- Objective: Can you reproduce the data beneath, keeping every line exact?

Figure record listings:
☆ ☆ ☆

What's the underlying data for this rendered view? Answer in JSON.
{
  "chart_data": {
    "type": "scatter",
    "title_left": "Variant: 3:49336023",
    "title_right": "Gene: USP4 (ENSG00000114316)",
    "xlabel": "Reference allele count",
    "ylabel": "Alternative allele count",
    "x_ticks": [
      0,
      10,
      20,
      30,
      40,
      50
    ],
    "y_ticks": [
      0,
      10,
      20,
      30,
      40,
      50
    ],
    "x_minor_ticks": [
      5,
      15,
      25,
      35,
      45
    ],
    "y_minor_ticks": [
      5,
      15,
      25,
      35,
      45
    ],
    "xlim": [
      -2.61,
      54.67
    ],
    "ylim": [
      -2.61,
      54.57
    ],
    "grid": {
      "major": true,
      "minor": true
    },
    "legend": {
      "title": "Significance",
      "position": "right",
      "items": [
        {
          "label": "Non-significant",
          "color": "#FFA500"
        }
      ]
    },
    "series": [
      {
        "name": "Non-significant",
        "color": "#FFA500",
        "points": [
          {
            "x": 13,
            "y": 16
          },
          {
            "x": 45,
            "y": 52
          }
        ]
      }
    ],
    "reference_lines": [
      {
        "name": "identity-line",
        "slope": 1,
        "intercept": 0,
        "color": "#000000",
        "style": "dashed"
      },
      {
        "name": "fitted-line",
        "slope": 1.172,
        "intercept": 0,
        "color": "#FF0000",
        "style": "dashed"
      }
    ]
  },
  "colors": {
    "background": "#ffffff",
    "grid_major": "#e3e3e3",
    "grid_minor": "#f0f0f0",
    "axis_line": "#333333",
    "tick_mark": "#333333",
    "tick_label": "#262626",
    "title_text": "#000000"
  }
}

☆ ☆ ☆

- Complete output:
What's the underlying data for this rendered view? Answer in JSON.
{
  "chart_data": {
    "type": "scatter",
    "title_left": "Variant: 3:49336023",
    "title_right": "Gene: USP4 (ENSG00000114316)",
    "xlabel": "Reference allele count",
    "ylabel": "Alternative allele count",
    "x_ticks": [
      0,
      10,
      20,
      30,
      40,
      50
    ],
    "y_ticks": [
      0,
      10,
      20,
      30,
      40,
      50
    ],
    "x_minor_ticks": [
      5,
      15,
      25,
      35,
      45
    ],
    "y_minor_ticks": [
      5,
      15,
      25,
      35,
      45
    ],
    "xlim": [
      -2.61,
      54.67
    ],
    "ylim": [
      -2.61,
      54.57
    ],
    "grid": {
      "major": true,
      "minor": true
    },
    "legend": {
      "title": "Significance",
      "position": "right",
      "items": [
        {
          "label": "Non-significant",
          "color": "#FFA500"
        }
      ]
    },
    "series": [
      {
        "name": "Non-significant",
        "color": "#FFA500",
        "points": [
          {
            "x": 13,
            "y": 16
          },
          {
            "x": 45,
            "y": 52
          }
        ]
      }
    ],
    "reference_lines": [
      {
        "name": "identity-line",
        "slope": 1,
        "intercept": 0,
        "color": "#000000",
        "style": "dashed"
      },
      {
        "name": "fitted-line",
        "slope": 1.172,
        "intercept": 0,
        "color": "#FF0000",
        "style": "dashed"
      }
    ]
  },
  "colors": {
    "background": "#ffffff",
    "grid_major": "#e3e3e3",
    "grid_minor": "#f0f0f0",
    "axis_line": "#333333",
    "tick_mark": "#333333",
    "tick_label": "#262626",
    "title_text": "#000000"
  }
}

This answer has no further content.